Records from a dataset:
** Begin **
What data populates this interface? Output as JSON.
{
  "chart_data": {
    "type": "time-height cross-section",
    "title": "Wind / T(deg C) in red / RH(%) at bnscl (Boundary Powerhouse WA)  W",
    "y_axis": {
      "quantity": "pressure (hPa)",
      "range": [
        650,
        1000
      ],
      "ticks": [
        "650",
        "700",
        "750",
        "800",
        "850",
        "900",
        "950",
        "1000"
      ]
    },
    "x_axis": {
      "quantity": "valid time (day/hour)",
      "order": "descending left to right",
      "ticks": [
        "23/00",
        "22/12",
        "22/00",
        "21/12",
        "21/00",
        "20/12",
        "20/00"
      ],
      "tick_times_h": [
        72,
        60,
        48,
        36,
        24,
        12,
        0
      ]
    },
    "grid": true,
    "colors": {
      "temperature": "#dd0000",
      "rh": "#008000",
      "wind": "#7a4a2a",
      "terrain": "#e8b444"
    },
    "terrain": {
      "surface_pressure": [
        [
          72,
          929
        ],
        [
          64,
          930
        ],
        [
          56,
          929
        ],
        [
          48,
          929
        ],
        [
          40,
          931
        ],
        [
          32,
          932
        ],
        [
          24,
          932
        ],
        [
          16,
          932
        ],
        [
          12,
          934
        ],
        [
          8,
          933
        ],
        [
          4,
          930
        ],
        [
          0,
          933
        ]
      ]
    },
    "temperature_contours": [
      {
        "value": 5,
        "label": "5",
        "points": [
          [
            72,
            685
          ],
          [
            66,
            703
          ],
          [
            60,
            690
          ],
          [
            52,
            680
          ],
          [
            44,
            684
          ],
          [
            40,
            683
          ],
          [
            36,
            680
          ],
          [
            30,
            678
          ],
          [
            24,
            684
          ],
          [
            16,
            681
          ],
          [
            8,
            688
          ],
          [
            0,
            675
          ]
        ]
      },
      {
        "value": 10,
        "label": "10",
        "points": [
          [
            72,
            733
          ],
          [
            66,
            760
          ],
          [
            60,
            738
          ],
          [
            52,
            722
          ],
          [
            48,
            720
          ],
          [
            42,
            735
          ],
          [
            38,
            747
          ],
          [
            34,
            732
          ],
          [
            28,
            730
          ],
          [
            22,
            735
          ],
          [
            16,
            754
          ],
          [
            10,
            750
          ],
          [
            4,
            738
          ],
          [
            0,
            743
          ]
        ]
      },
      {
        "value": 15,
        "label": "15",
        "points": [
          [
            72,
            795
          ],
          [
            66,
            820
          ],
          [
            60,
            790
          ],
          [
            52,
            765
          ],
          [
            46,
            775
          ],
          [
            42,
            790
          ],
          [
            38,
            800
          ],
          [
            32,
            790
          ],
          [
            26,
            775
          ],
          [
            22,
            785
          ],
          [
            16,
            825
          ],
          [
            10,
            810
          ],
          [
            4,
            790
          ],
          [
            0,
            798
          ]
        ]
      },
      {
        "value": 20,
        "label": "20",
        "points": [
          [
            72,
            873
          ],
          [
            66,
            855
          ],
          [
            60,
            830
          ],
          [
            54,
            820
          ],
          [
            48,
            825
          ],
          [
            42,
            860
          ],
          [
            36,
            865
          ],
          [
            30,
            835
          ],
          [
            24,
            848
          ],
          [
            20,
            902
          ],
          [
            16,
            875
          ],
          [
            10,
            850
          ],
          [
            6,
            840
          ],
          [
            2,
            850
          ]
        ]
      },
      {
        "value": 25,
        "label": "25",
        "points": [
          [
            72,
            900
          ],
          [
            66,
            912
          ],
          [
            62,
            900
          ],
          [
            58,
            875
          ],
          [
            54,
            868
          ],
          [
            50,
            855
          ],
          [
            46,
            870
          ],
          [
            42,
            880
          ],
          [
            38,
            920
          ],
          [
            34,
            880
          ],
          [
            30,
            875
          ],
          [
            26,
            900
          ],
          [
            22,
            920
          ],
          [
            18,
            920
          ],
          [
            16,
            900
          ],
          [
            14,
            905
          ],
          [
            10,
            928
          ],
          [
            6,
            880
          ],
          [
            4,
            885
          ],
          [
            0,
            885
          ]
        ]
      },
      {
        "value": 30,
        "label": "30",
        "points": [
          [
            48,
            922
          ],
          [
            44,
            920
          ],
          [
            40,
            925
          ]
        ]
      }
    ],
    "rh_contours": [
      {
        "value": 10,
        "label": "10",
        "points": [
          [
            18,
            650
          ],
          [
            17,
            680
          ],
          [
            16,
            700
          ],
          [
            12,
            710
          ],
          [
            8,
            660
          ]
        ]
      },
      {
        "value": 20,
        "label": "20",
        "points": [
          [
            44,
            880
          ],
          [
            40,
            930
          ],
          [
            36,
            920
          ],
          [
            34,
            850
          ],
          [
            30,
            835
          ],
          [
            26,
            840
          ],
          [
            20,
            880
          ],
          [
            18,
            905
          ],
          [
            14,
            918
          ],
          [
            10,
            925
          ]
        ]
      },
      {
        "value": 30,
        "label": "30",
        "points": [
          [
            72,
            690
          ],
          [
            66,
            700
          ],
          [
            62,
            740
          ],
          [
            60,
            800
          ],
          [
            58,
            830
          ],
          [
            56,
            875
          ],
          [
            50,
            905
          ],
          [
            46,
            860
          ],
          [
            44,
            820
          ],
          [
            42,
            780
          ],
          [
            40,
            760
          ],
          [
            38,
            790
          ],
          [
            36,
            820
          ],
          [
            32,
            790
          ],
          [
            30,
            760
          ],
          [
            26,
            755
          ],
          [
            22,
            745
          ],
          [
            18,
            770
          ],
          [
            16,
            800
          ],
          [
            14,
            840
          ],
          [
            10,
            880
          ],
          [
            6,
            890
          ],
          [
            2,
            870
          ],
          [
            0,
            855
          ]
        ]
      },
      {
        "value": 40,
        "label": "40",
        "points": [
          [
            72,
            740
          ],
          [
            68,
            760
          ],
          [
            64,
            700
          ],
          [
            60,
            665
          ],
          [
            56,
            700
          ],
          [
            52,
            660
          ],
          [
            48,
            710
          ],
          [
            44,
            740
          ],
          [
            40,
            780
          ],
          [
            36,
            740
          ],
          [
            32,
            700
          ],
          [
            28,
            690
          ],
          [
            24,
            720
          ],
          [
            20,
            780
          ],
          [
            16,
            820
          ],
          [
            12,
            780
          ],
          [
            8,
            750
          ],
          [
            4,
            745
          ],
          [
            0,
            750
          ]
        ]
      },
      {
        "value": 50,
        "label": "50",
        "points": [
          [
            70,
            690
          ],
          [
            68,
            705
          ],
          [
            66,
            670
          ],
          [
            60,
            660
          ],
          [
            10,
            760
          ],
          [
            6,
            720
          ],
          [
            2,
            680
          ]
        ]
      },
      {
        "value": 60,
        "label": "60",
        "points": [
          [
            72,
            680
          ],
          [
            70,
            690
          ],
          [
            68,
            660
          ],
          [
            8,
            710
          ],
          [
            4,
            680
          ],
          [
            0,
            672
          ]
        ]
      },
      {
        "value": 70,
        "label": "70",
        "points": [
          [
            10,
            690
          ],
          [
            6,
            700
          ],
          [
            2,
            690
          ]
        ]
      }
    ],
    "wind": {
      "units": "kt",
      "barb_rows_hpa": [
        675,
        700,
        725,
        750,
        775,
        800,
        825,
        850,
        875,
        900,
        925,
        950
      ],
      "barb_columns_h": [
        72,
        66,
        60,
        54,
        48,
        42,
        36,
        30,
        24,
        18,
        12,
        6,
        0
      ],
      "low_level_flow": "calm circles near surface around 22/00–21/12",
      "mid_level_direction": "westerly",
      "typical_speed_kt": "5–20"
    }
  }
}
** End **
To be done: Nothing in the listing may be changed; retype it all exactly.

Response:
What data populates this interface? Output as JSON.
{
  "chart_data": {
    "type": "time-height cross-section",
    "title": "Wind / T(deg C) in red / RH(%) at bnscl (Boundary Powerhouse WA)  W",
    "y_axis": {
      "quantity": "pressure (hPa)",
      "range": [
        650,
        1000
      ],
      "ticks": [
        "650",
        "700",
        "750",
        "800",
        "850",
        "900",
        "950",
        "1000"
      ]
    },
    "x_axis": {
      "quantity": "valid time (day/hour)",
      "order": "descending left to right",
      "ticks": [
        "23/00",
        "22/12",
        "22/00",
        "21/12",
        "21/00",
        "20/12",
        "20/00"
      ],
      "tick_times_h": [
        72,
        60,
        48,
        36,
        24,
        12,
        0
      ]
    },
    "grid": true,
    "colors": {
      "temperature": "#dd0000",
      "rh": "#008000",
      "wind": "#7a4a2a",
      "terrain": "#e8b444"
    },
    "terrain": {
      "surface_pressure": [
        [
          72,
          929
        ],
        [
          64,
          930
        ],
        [
          56,
          929
        ],
        [
          48,
          929
        ],
        [
          40,
          931
        ],
        [
          32,
          932
        ],
        [
          24,
          932
        ],
        [
          16,
          932
        ],
        [
          12,
          934
        ],
        [
          8,
          933
        ],
        [
          4,
          930
        ],
        [
          0,
          933
        ]
      ]
    },
    "temperature_contours": [
      {
        "value": 5,
        "label": "5",
        "points": [
          [
            72,
            685
          ],
          [
            66,
            703
          ],
          [
            60,
            690
          ],
          [
            52,
            680
          ],
          [
            44,
            684
          ],
          [
            40,
            683
          ],
          [
            36,
            680
          ],
          [
            30,
            678
          ],
          [
            24,
            684
          ],
          [
            16,
            681
          ],
          [
            8,
            688
          ],
          [
            0,
            675
          ]
        ]
      },
      {
        "value": 10,
        "label": "10",
        "points": [
          [
            72,
            733
          ],
          [
            66,
            760
          ],
          [
            60,
            738
          ],
          [
            52,
            722
          ],
          [
            48,
            720
          ],
          [
            42,
            735
          ],
          [
            38,
            747
          ],
          [
            34,
            732
          ],
          [
            28,
            730
          ],
          [
            22,
            735
          ],
          [
            16,
            754
          ],
          [
            10,
            750
          ],
          [
            4,
            738
          ],
          [
            0,
            743
          ]
        ]
      },
      {
        "value": 15,
        "label": "15",
        "points": [
          [
            72,
            795
          ],
          [
            66,
            820
          ],
          [
            60,
            790
          ],
          [
            52,
            765
          ],
          [
            46,
            775
          ],
          [
            42,
            790
          ],
          [
            38,
            800
          ],
          [
            32,
            790
          ],
          [
            26,
            775
          ],
          [
            22,
            785
          ],
          [
            16,
            825
          ],
          [
            10,
            810
          ],
          [
            4,
            790
          ],
          [
            0,
            798
          ]
        ]
      },
      {
        "value": 20,
        "label": "20",
        "points": [
          [
            72,
            873
          ],
          [
            66,
            855
          ],
          [
            60,
            830
          ],
          [
            54,
            820
          ],
          [
            48,
            825
          ],
          [
            42,
            860
          ],
          [
            36,
            865
          ],
          [
            30,
            835
          ],
          [
            24,
            848
          ],
          [
            20,
            902
          ],
          [
            16,
            875
          ],
          [
            10,
            850
          ],
          [
            6,
            840
          ],
          [
            2,
            850
          ]
        ]
      },
      {
        "value": 25,
        "label": "25",
        "points": [
          [
            72,
            900
          ],
          [
            66,
            912
          ],
          [
            62,
            900
          ],
          [
            58,
            875
          ],
          [
            54,
            868
          ],
          [
            50,
            855
          ],
          [
            46,
            870
          ],
          [
            42,
            880
          ],
          [
            38,
            920
          ],
          [
            34,
            880
          ],
          [
            30,
            875
          ],
          [
            26,
            900
          ],
          [
            22,
            920
          ],
          [
            18,
            920
          ],
          [
            16,
            900
          ],
          [
            14,
            905
          ],
          [
            10,
            928
          ],
          [
            6,
            880
          ],
          [
            4,
            885
          ],
          [
            0,
            885
          ]
        ]
      },
      {
        "value": 30,
        "label": "30",
        "points": [
          [
            48,
            922
          ],
          [
            44,
            920
          ],
          [
            40,
            925
          ]
        ]
      }
    ],
    "rh_contours": [
      {
        "value": 10,
        "label": "10",
        "points": [
          [
            18,
            650
          ],
          [
            17,
            680
          ],
          [
            16,
            700
          ],
          [
            12,
            710
          ],
          [
            8,
            660
          ]
        ]
      },
      {
        "value": 20,
        "label": "20",
        "points": [
          [
            44,
            880
          ],
          [
            40,
            930
          ],
          [
            36,
            920
          ],
          [
            34,
            850
          ],
          [
            30,
            835
          ],
          [
            26,
            840
          ],
          [
            20,
            880
          ],
          [
            18,
            905
          ],
          [
            14,
            918
          ],
          [
            10,
            925
          ]
        ]
      },
      {
        "value": 30,
        "label": "30",
        "points": [
          [
            72,
            690
          ],
          [
            66,
            700
          ],
          [
            62,
            740
          ],
          [
            60,
            800
          ],
          [
            58,
            830
          ],
          [
            56,
            875
          ],
          [
            50,
            905
          ],
          [
            46,
            860
          ],
          [
            44,
            820
          ],
          [
            42,
            780
          ],
          [
            40,
            760
          ],
          [
            38,
            790
          ],
          [
            36,
            820
          ],
          [
            32,
            790
          ],
          [
            30,
            760
          ],
          [
            26,
            755
          ],
          [
            22,
            745
          ],
          [
            18,
            770
          ],
          [
            16,
            800
          ],
          [
            14,
            840
          ],
          [
            10,
            880
          ],
          [
            6,
            890
          ],
          [
            2,
            870
          ],
          [
            0,
            855
          ]
        ]
      },
      {
        "value": 40,
        "label": "40",
        "points": [
          [
            72,
            740
          ],
          [
            68,
            760
          ],
          [
            64,
            700
          ],
          [
            60,
            665
          ],
          [
            56,
            700
          ],
          [
            52,
            660
          ],
          [
            48,
            710
          ],
          [
            44,
            740
          ],
          [
            40,
            780
          ],
          [
            36,
            740
          ],
          [
            32,
            700
          ],
          [
            28,
            690
          ],
          [
            24,
            720
          ],
          [
            20,
            780
          ],
          [
            16,
            820
          ],
          [
            12,
            780
          ],
          [
            8,
            750
          ],
          [
            4,
            745
          ],
          [
            0,
            750
          ]
        ]
      },
      {
        "value": 50,
        "label": "50",
        "points": [
          [
            70,
            690
          ],
          [
            68,
            705
          ],
          [
            66,
            670
          ],
          [
            60,
            660
          ],
          [
            10,
            760
          ],
          [
            6,
            720
          ],
          [
            2,
            680
          ]
        ]
      },
      {
        "value": 60,
        "label": "60",
        "points": [
          [
            72,
            680
          ],
          [
            70,
            690
          ],
          [
            68,
            660
          ],
          [
            8,
            710
          ],
          [
            4,
            680
          ],
          [
            0,
            672
          ]
        ]
      },
      {
        "value": 70,
        "label": "70",
        "points": [
          [
            10,
            690
          ],
          [
            6,
            700
          ],
          [
            2,
            690
          ]
        ]
      }
    ],
    "wind": {
      "units": "kt",
      "barb_rows_hpa": [
        675,
        700,
        725,
        750,
        775,
        800,
        825,
        850,
        875,
        900,
        925,
        950
      ],
      "barb_columns_h": [
        72,
        66,
        60,
        54,
        48,
        42,
        36,
        30,
        24,
        18,
        12,
        6,
        0
      ],
      "low_level_flow": "calm circles near surface around 22/00–21/12",
      "mid_level_direction": "westerly",
      "typical_speed_kt": "5–20"
    }
  }
}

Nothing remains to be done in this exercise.